- **Short problem**
Without the pictures, output the records below word for word.

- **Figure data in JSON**

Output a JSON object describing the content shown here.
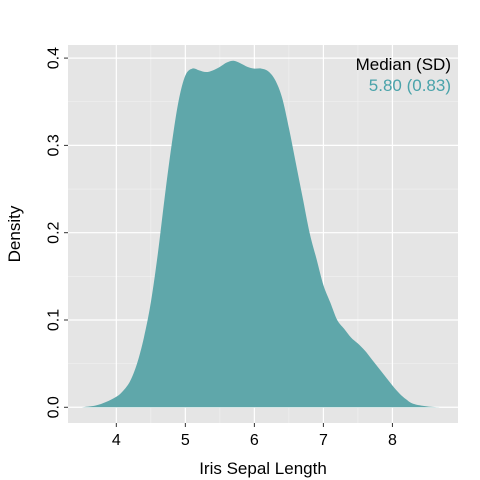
{
  "chart_data": {
    "type": "area",
    "xlabel": "Iris Sepal Length",
    "ylabel": "Density",
    "xlim": [
      3.3,
      8.95
    ],
    "ylim": [
      -0.018,
      0.415
    ],
    "x_ticks": [
      4,
      5,
      6,
      7,
      8
    ],
    "y_ticks": [
      0.0,
      0.1,
      0.2,
      0.3,
      0.4
    ],
    "x_tick_labels": [
      "4",
      "5",
      "6",
      "7",
      "8"
    ],
    "y_tick_labels": [
      "0.0",
      "0.1",
      "0.2",
      "0.3",
      "0.4"
    ],
    "grid": true,
    "legend": "none",
    "series": [
      {
        "color": "#5fa7aa",
        "x": [
          3.5,
          3.7,
          3.85,
          4.0,
          4.1,
          4.2,
          4.3,
          4.4,
          4.5,
          4.6,
          4.7,
          4.8,
          4.9,
          5.0,
          5.1,
          5.2,
          5.3,
          5.4,
          5.5,
          5.6,
          5.7,
          5.8,
          5.9,
          6.0,
          6.1,
          6.2,
          6.3,
          6.4,
          6.5,
          6.6,
          6.7,
          6.8,
          6.9,
          7.0,
          7.1,
          7.2,
          7.3,
          7.4,
          7.5,
          7.6,
          7.7,
          7.8,
          7.9,
          8.0,
          8.1,
          8.2,
          8.3,
          8.5,
          8.7
        ],
        "y": [
          0.0,
          0.002,
          0.006,
          0.012,
          0.019,
          0.03,
          0.05,
          0.08,
          0.12,
          0.175,
          0.24,
          0.3,
          0.35,
          0.38,
          0.388,
          0.386,
          0.384,
          0.386,
          0.39,
          0.395,
          0.397,
          0.394,
          0.39,
          0.388,
          0.388,
          0.385,
          0.375,
          0.355,
          0.32,
          0.28,
          0.24,
          0.2,
          0.17,
          0.14,
          0.12,
          0.1,
          0.09,
          0.08,
          0.073,
          0.065,
          0.055,
          0.045,
          0.035,
          0.025,
          0.016,
          0.009,
          0.004,
          0.001,
          0.0
        ]
      }
    ],
    "annotation": {
      "title": "Median (SD)",
      "value": "5.80 (0.83)",
      "value_color": "#4aa3aa"
    }
  }
}
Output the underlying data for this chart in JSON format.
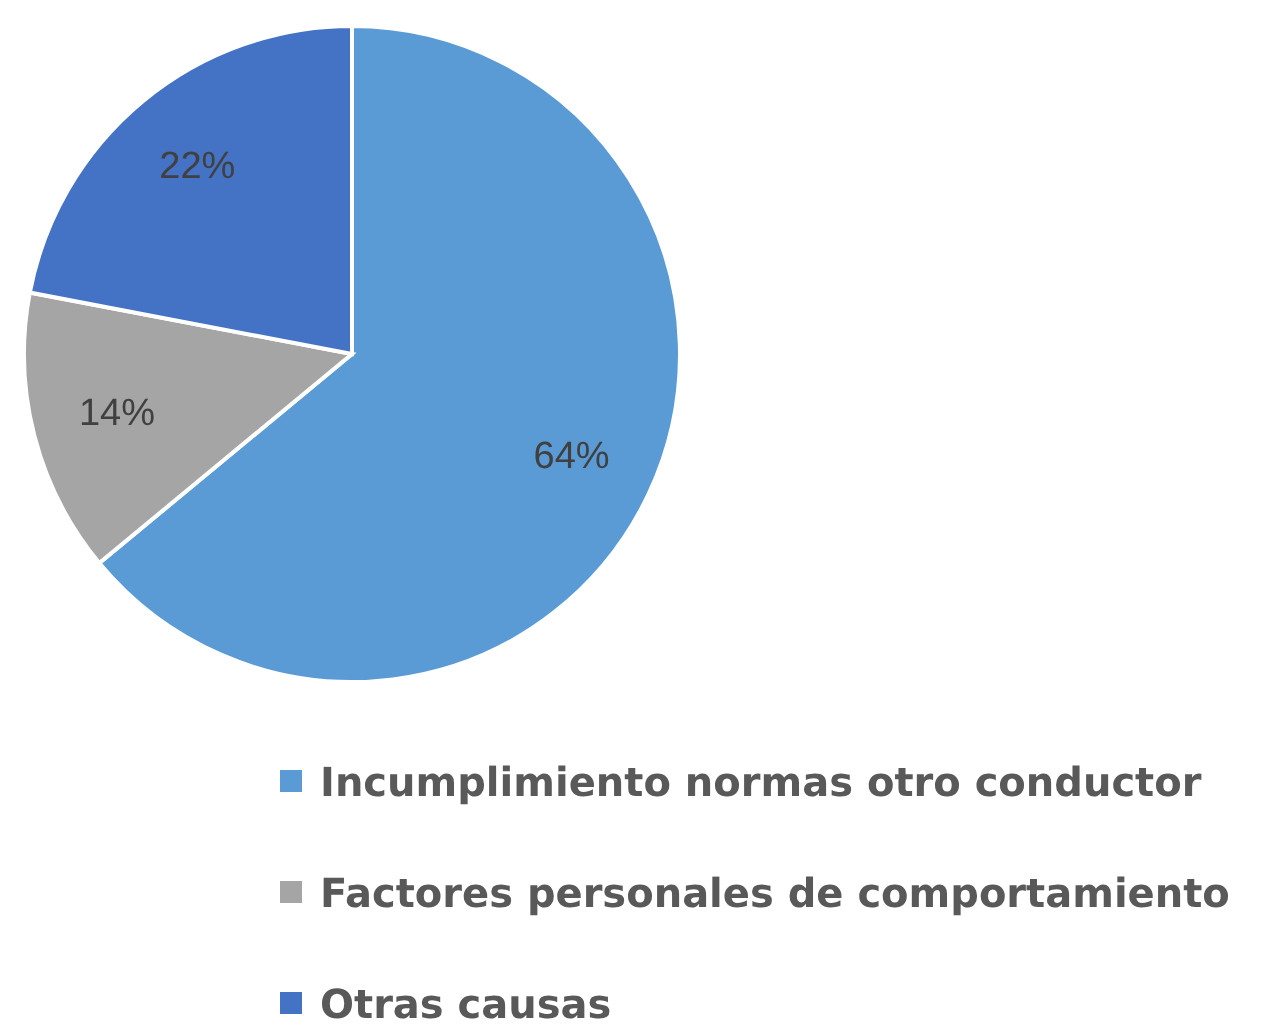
{
  "chart_data": {
    "type": "pie",
    "categories": [
      "Incumplimiento normas otro conductor",
      "Factores personales de comportamiento",
      "Otras causas"
    ],
    "values": [
      64,
      14,
      22
    ],
    "colors": [
      "#5b9bd5",
      "#a5a5a5",
      "#4472c4"
    ],
    "value_labels": [
      "64%",
      "14%",
      "22%"
    ],
    "legend": "bottom"
  }
}
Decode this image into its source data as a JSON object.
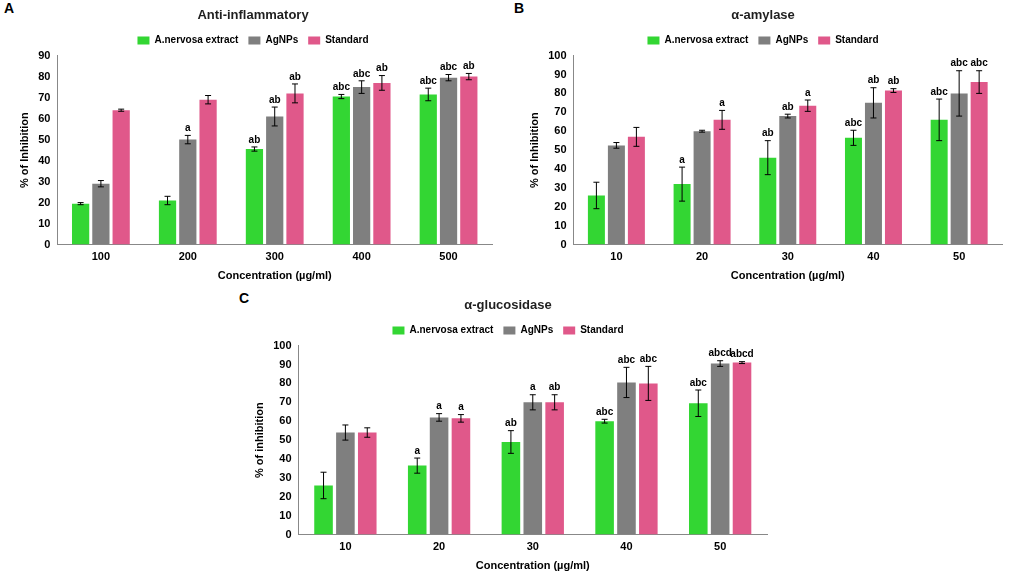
{
  "chart_data": [
    {
      "type": "bar",
      "panel_label": "A",
      "title": "Anti-inflammatory",
      "x_label": "Concentration (µg/ml)",
      "y_label": "% of Inhibition",
      "categories": [
        "100",
        "200",
        "300",
        "400",
        "500"
      ],
      "series": [
        {
          "name": "A.nervosa extract",
          "color": "#33d633",
          "values": [
            19.5,
            21,
            45.5,
            70.5,
            71.5
          ],
          "errors": [
            0.5,
            2,
            1,
            1,
            3
          ],
          "annotations": [
            null,
            null,
            "ab",
            "abc",
            "abc"
          ]
        },
        {
          "name": "AgNPs",
          "color": "#7f7f7f",
          "values": [
            29,
            50,
            61,
            75,
            79.5
          ],
          "errors": [
            1.5,
            2,
            4.5,
            3,
            1.5
          ],
          "annotations": [
            null,
            "a",
            "ab",
            "abc",
            "abc"
          ]
        },
        {
          "name": "Standard",
          "color": "#e0588a",
          "values": [
            64,
            69,
            72,
            77,
            80
          ],
          "errors": [
            0.5,
            2,
            4.5,
            3.5,
            1.5
          ],
          "annotations": [
            null,
            null,
            "ab",
            "ab",
            "ab"
          ]
        }
      ],
      "ylim": [
        0,
        90
      ],
      "yticks": [
        0,
        10,
        20,
        30,
        40,
        50,
        60,
        70,
        80,
        90
      ],
      "grid": false,
      "legend": "top"
    },
    {
      "type": "bar",
      "panel_label": "B",
      "title": "α-amylase",
      "x_label": "Concentration (µg/ml)",
      "y_label": "% of Inhibition",
      "categories": [
        "10",
        "20",
        "30",
        "40",
        "50"
      ],
      "series": [
        {
          "name": "A.nervosa extract",
          "color": "#33d633",
          "values": [
            26,
            32,
            46,
            56.5,
            66
          ],
          "errors": [
            7,
            9,
            9,
            4,
            11
          ],
          "annotations": [
            null,
            "a",
            "ab",
            "abc",
            "abc"
          ]
        },
        {
          "name": "AgNPs",
          "color": "#7f7f7f",
          "values": [
            52.5,
            60,
            68,
            75,
            80
          ],
          "errors": [
            1.5,
            0.5,
            1,
            8,
            12
          ],
          "annotations": [
            null,
            null,
            "ab",
            "ab",
            "abc"
          ]
        },
        {
          "name": "Standard",
          "color": "#e0588a",
          "values": [
            57,
            66,
            73.5,
            81.5,
            86
          ],
          "errors": [
            5,
            5,
            3,
            1,
            6
          ],
          "annotations": [
            null,
            "a",
            "a",
            "ab",
            "abc"
          ]
        }
      ],
      "ylim": [
        0,
        100
      ],
      "yticks": [
        0,
        10,
        20,
        30,
        40,
        50,
        60,
        70,
        80,
        90,
        100
      ],
      "grid": false,
      "legend": "top"
    },
    {
      "type": "bar",
      "panel_label": "C",
      "title": "α-glucosidase",
      "x_label": "Concentration (µg/ml)",
      "y_label": "% of inhibition",
      "categories": [
        "10",
        "20",
        "30",
        "40",
        "50"
      ],
      "series": [
        {
          "name": "A.nervosa extract",
          "color": "#33d633",
          "values": [
            26,
            36.5,
            49,
            60,
            69.5
          ],
          "errors": [
            7,
            4,
            6,
            1,
            7
          ],
          "annotations": [
            null,
            "a",
            "ab",
            "abc",
            "abc"
          ]
        },
        {
          "name": "AgNPs",
          "color": "#7f7f7f",
          "values": [
            54,
            62,
            70,
            80.5,
            90.5
          ],
          "errors": [
            4,
            2,
            4,
            8,
            1.5
          ],
          "annotations": [
            null,
            "a",
            "a",
            "abc",
            "abcd"
          ]
        },
        {
          "name": "Standard",
          "color": "#e0588a",
          "values": [
            54,
            61.5,
            70,
            80,
            91
          ],
          "errors": [
            2.5,
            2,
            4,
            9,
            0.5
          ],
          "annotations": [
            null,
            "a",
            "ab",
            "abc",
            "abcd"
          ]
        }
      ],
      "ylim": [
        0,
        100
      ],
      "yticks": [
        0,
        10,
        20,
        30,
        40,
        50,
        60,
        70,
        80,
        90,
        100
      ],
      "grid": false,
      "legend": "top"
    }
  ]
}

- **Complete answer**
Output a JSON object describing the content shown here.
{
  "chart_data": {
    "type": "area",
    "xlabel": "Iris Sepal Length",
    "ylabel": "Density",
    "xlim": [
      3.3,
      8.95
    ],
    "ylim": [
      -0.018,
      0.415
    ],
    "x_ticks": [
      4,
      5,
      6,
      7,
      8
    ],
    "y_ticks": [
      0.0,
      0.1,
      0.2,
      0.3,
      0.4
    ],
    "x_tick_labels": [
      "4",
      "5",
      "6",
      "7",
      "8"
    ],
    "y_tick_labels": [
      "0.0",
      "0.1",
      "0.2",
      "0.3",
      "0.4"
    ],
    "grid": true,
    "legend": "none",
    "series": [
      {
        "color": "#5fa7aa",
        "x": [
          3.5,
          3.7,
          3.85,
          4.0,
          4.1,
          4.2,
          4.3,
          4.4,
          4.5,
          4.6,
          4.7,
          4.8,
          4.9,
          5.0,
          5.1,
          5.2,
          5.3,
          5.4,
          5.5,
          5.6,
          5.7,
          5.8,
          5.9,
          6.0,
          6.1,
          6.2,
          6.3,
          6.4,
          6.5,
          6.6,
          6.7,
          6.8,
          6.9,
          7.0,
          7.1,
          7.2,
          7.3,
          7.4,
          7.5,
          7.6,
          7.7,
          7.8,
          7.9,
          8.0,
          8.1,
          8.2,
          8.3,
          8.5,
          8.7
        ],
        "y": [
          0.0,
          0.002,
          0.006,
          0.012,
          0.019,
          0.03,
          0.05,
          0.08,
          0.12,
          0.175,
          0.24,
          0.3,
          0.35,
          0.38,
          0.388,
          0.386,
          0.384,
          0.386,
          0.39,
          0.395,
          0.397,
          0.394,
          0.39,
          0.388,
          0.388,
          0.385,
          0.375,
          0.355,
          0.32,
          0.28,
          0.24,
          0.2,
          0.17,
          0.14,
          0.12,
          0.1,
          0.09,
          0.08,
          0.073,
          0.065,
          0.055,
          0.045,
          0.035,
          0.025,
          0.016,
          0.009,
          0.004,
          0.001,
          0.0
        ]
      }
    ],
    "annotation": {
      "title": "Median (SD)",
      "value": "5.80 (0.83)",
      "value_color": "#4aa3aa"
    }
  }
}
Output the underlying data for this chart in JSON format.
{
  "chart_data": {
    "type": "pie",
    "categories": [
      "Incumplimiento normas otro conductor",
      "Factores personales de comportamiento",
      "Otras causas"
    ],
    "values": [
      64,
      14,
      22
    ],
    "colors": [
      "#5b9bd5",
      "#a5a5a5",
      "#4472c4"
    ],
    "value_labels": [
      "64%",
      "14%",
      "22%"
    ],
    "legend": "bottom"
  }
}
Decode this image into its source data as a JSON object.
{
  "chart_data": [
    {
      "type": "bar",
      "panel_label": "A",
      "title": "Anti-inflammatory",
      "x_label": "Concentration (µg/ml)",
      "y_label": "% of Inhibition",
      "categories": [
        "100",
        "200",
        "300",
        "400",
        "500"
      ],
      "series": [
        {
          "name": "A.nervosa extract",
          "color": "#33d633",
          "values": [
            19.5,
            21,
            45.5,
            70.5,
            71.5
          ],
          "errors": [
            0.5,
            2,
            1,
            1,
            3
          ],
          "annotations": [
            null,
            null,
            "ab",
            "abc",
            "abc"
          ]
        },
        {
          "name": "AgNPs",
          "color": "#7f7f7f",
          "values": [
            29,
            50,
            61,
            75,
            79.5
          ],
          "errors": [
            1.5,
            2,
            4.5,
            3,
            1.5
          ],
          "annotations": [
            null,
            "a",
            "ab",
            "abc",
            "abc"
          ]
        },
        {
          "name": "Standard",
          "color": "#e0588a",
          "values": [
            64,
            69,
            72,
            77,
            80
          ],
          "errors": [
            0.5,
            2,
            4.5,
            3.5,
            1.5
          ],
          "annotations": [
            null,
            null,
            "ab",
            "ab",
            "ab"
          ]
        }
      ],
      "ylim": [
        0,
        90
      ],
      "yticks": [
        0,
        10,
        20,
        30,
        40,
        50,
        60,
        70,
        80,
        90
      ],
      "grid": false,
      "legend": "top"
    },
    {
      "type": "bar",
      "panel_label": "B",
      "title": "α-amylase",
      "x_label": "Concentration (µg/ml)",
      "y_label": "% of Inhibition",
      "categories": [
        "10",
        "20",
        "30",
        "40",
        "50"
      ],
      "series": [
        {
          "name": "A.nervosa extract",
          "color": "#33d633",
          "values": [
            26,
            32,
            46,
            56.5,
            66
          ],
          "errors": [
            7,
            9,
            9,
            4,
            11
          ],
          "annotations": [
            null,
            "a",
            "ab",
            "abc",
            "abc"
          ]
        },
        {
          "name": "AgNPs",
          "color": "#7f7f7f",
          "values": [
            52.5,
            60,
            68,
            75,
            80
          ],
          "errors": [
            1.5,
            0.5,
            1,
            8,
            12
          ],
          "annotations": [
            null,
            null,
            "ab",
            "ab",
            "abc"
          ]
        },
        {
          "name": "Standard",
          "color": "#e0588a",
          "values": [
            57,
            66,
            73.5,
            81.5,
            86
          ],
          "errors": [
            5,
            5,
            3,
            1,
            6
          ],
          "annotations": [
            null,
            "a",
            "a",
            "ab",
            "abc"
          ]
        }
      ],
      "ylim": [
        0,
        100
      ],
      "yticks": [
        0,
        10,
        20,
        30,
        40,
        50,
        60,
        70,
        80,
        90,
        100
      ],
      "grid": false,
      "legend": "top"
    },
    {
      "type": "bar",
      "panel_label": "C",
      "title": "α-glucosidase",
      "x_label": "Concentration (µg/ml)",
      "y_label": "% of inhibition",
      "categories": [
        "10",
        "20",
        "30",
        "40",
        "50"
      ],
      "series": [
        {
          "name": "A.nervosa extract",
          "color": "#33d633",
          "values": [
            26,
            36.5,
            49,
            60,
            69.5
          ],
          "errors": [
            7,
            4,
            6,
            1,
            7
          ],
          "annotations": [
            null,
            "a",
            "ab",
            "abc",
            "abc"
          ]
        },
        {
          "name": "AgNPs",
          "color": "#7f7f7f",
          "values": [
            54,
            62,
            70,
            80.5,
            90.5
          ],
          "errors": [
            4,
            2,
            4,
            8,
            1.5
          ],
          "annotations": [
            null,
            "a",
            "a",
            "abc",
            "abcd"
          ]
        },
        {
          "name": "Standard",
          "color": "#e0588a",
          "values": [
            54,
            61.5,
            70,
            80,
            91
          ],
          "errors": [
            2.5,
            2,
            4,
            9,
            0.5
          ],
          "annotations": [
            null,
            "a",
            "ab",
            "abc",
            "abcd"
          ]
        }
      ],
      "ylim": [
        0,
        100
      ],
      "yticks": [
        0,
        10,
        20,
        30,
        40,
        50,
        60,
        70,
        80,
        90,
        100
      ],
      "grid": false,
      "legend": "top"
    }
  ]
}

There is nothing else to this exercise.